Work required: Look through the material below for "Karnkowski". Copy every line that contains it.

━━━ Data for processing

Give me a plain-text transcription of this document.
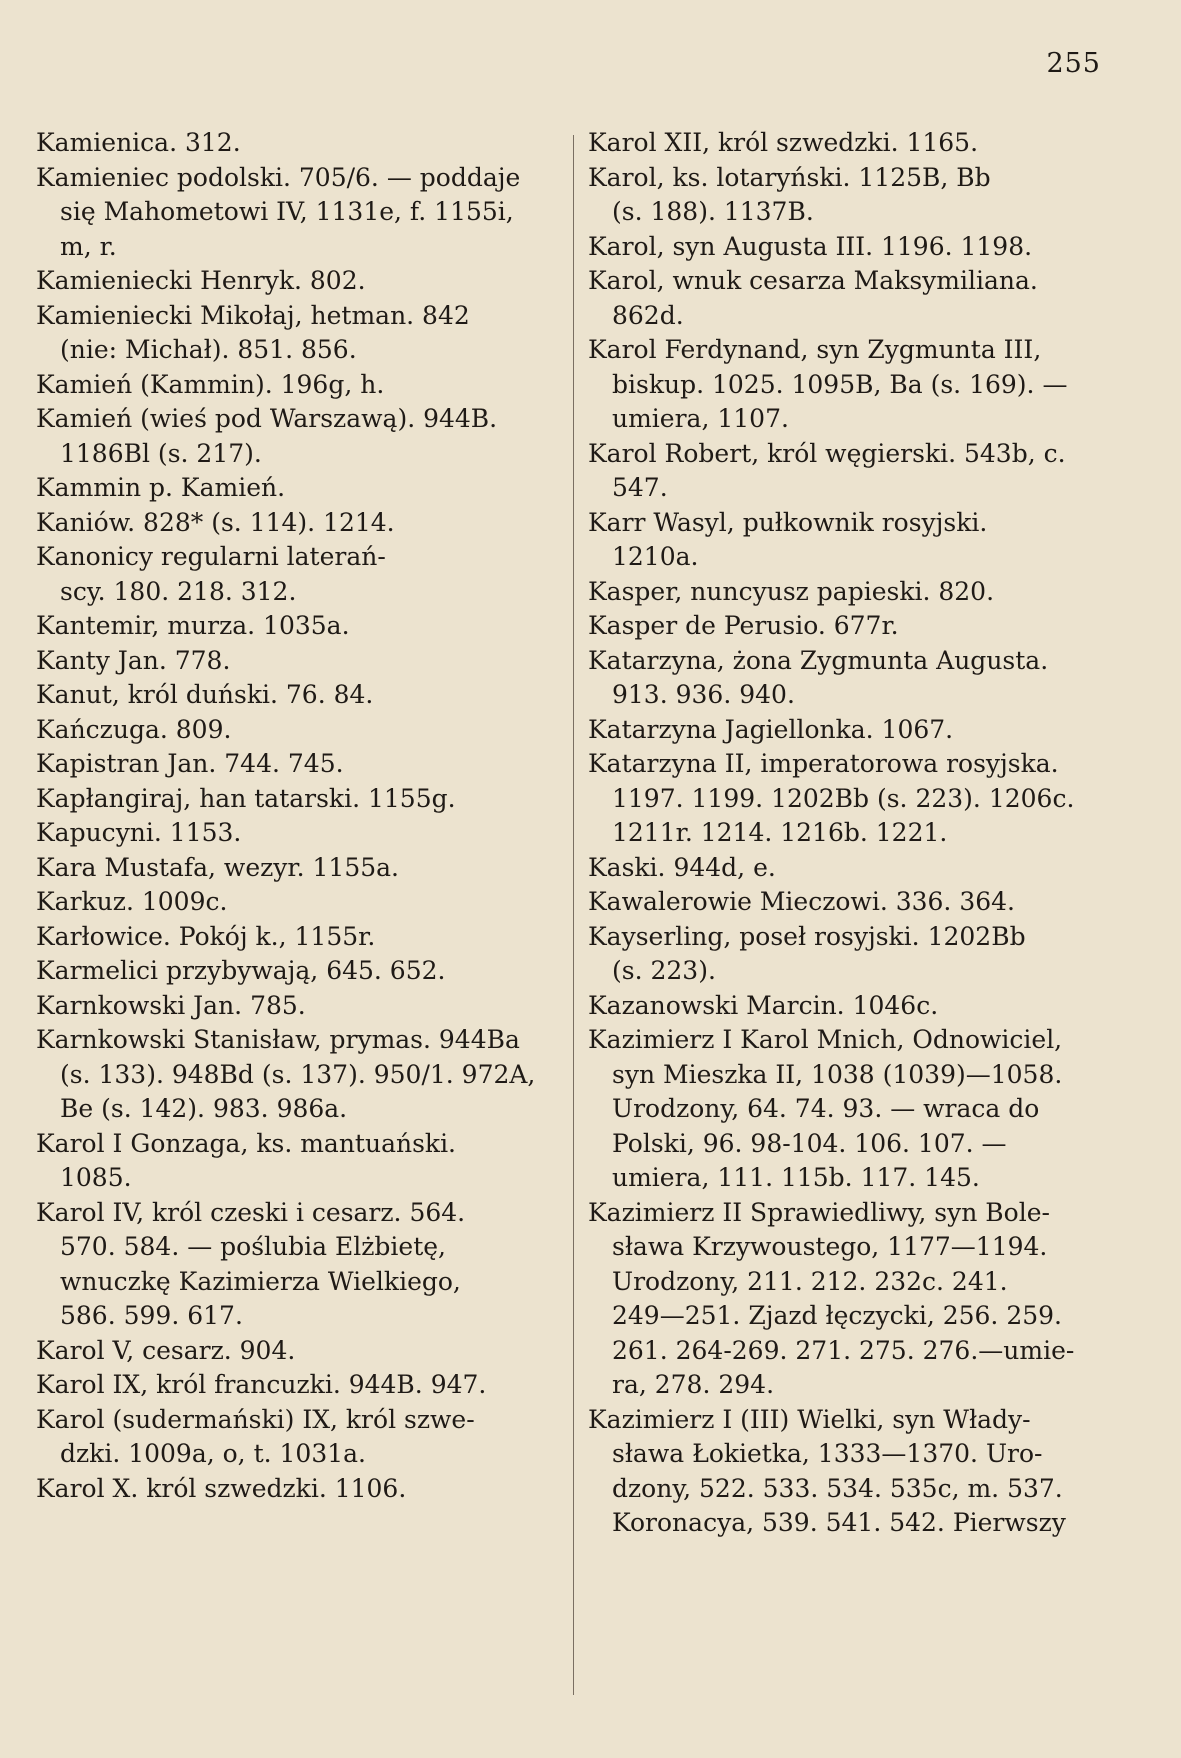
255
Kamienica. 312.
Kamieniec podolski. 705/6. — poddaje
się Mahometowi IV, 1131e, f. 1155i,
m, r.
Kamieniecki Henryk. 802.
Kamieniecki Mikołaj, hetman. 842
(nie: Michał). 851. 856.
Kamień (Kammin). 196g, h.
Kamień (wieś pod Warszawą). 944B.
1186Bl (s. 217).
Kammin p. Kamień.
Kaniów. 828* (s. 114). 1214.
Kanonicy regularni laterań-
scy. 180. 218. 312.
Kantemir, murza. 1035a.
Kanty Jan. 778.
Kanut, król duński. 76. 84.
Kańczuga. 809.
Kapistran Jan. 744. 745.
Kapłangiraj, han tatarski. 1155g.
Kapucyni. 1153.
Kara Mustafa, wezyr. 1155a.
Karkuz. 1009c.
Karłowice. Pokój k., 1155r.
Karmelici przybywają, 645. 652.
Karnkowski Jan. 785.
Karnkowski Stanisław, prymas. 944Ba
(s. 133). 948Bd (s. 137). 950/1. 972A,
Be (s. 142). 983. 986a.
Karol I Gonzaga, ks. mantuański.
1085.
Karol IV, król czeski i cesarz. 564.
570. 584. — poślubia Elżbietę,
wnuczkę Kazimierza Wielkiego,
586. 599. 617.
Karol V, cesarz. 904.
Karol IX, król francuzki. 944B. 947.
Karol (sudermański) IX, król szwe-
dzki. 1009a, o, t. 1031a.
Karol X. król szwedzki. 1106.
Karol XII, król szwedzki. 1165.
Karol, ks. lotaryński. 1125B, Bb
(s. 188). 1137B.
Karol, syn Augusta III. 1196. 1198.
Karol, wnuk cesarza Maksymiliana.
862d.
Karol Ferdynand, syn Zygmunta III,
biskup. 1025. 1095B, Ba (s. 169). —
umiera, 1107.
Karol Robert, król węgierski. 543b, c.
547.
Karr Wasyl, pułkownik rosyjski.
1210a.
Kasper, nuncyusz papieski. 820.
Kasper de Perusio. 677r.
Katarzyna, żona Zygmunta Augusta.
913. 936. 940.
Katarzyna Jagiellonka. 1067.
Katarzyna II, imperatorowa rosyjska.
1197. 1199. 1202Bb (s. 223). 1206c.
1211r. 1214. 1216b. 1221.
Kaski. 944d, e.
Kawalerowie Mieczowi. 336. 364.
Kayserling, poseł rosyjski. 1202Bb
(s. 223).
Kazanowski Marcin. 1046c.
Kazimierz I Karol Mnich, Odnowiciel,
syn Mieszka II, 1038 (1039)—1058.
Urodzony, 64. 74. 93. — wraca do
Polski, 96. 98-104. 106. 107. —
umiera, 111. 115b. 117. 145.
Kazimierz II Sprawiedliwy, syn Bole-
sława Krzywoustego, 1177—1194.
Urodzony, 211. 212. 232c. 241.
249—251. Zjazd łęczycki, 256. 259.
261. 264-269. 271. 275. 276.—umie-
ra, 278. 294.
Kazimierz I (III) Wielki, syn Włady-
sława Łokietka, 1333—1370. Uro-
dzony, 522. 533. 534. 535c, m. 537.
Koronacya, 539. 541. 542. Pierwszy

━━━━━━

Answer to this exercise:
Karnkowski Jan. 785.
Karnkowski Stanisław, prymas. 944Ba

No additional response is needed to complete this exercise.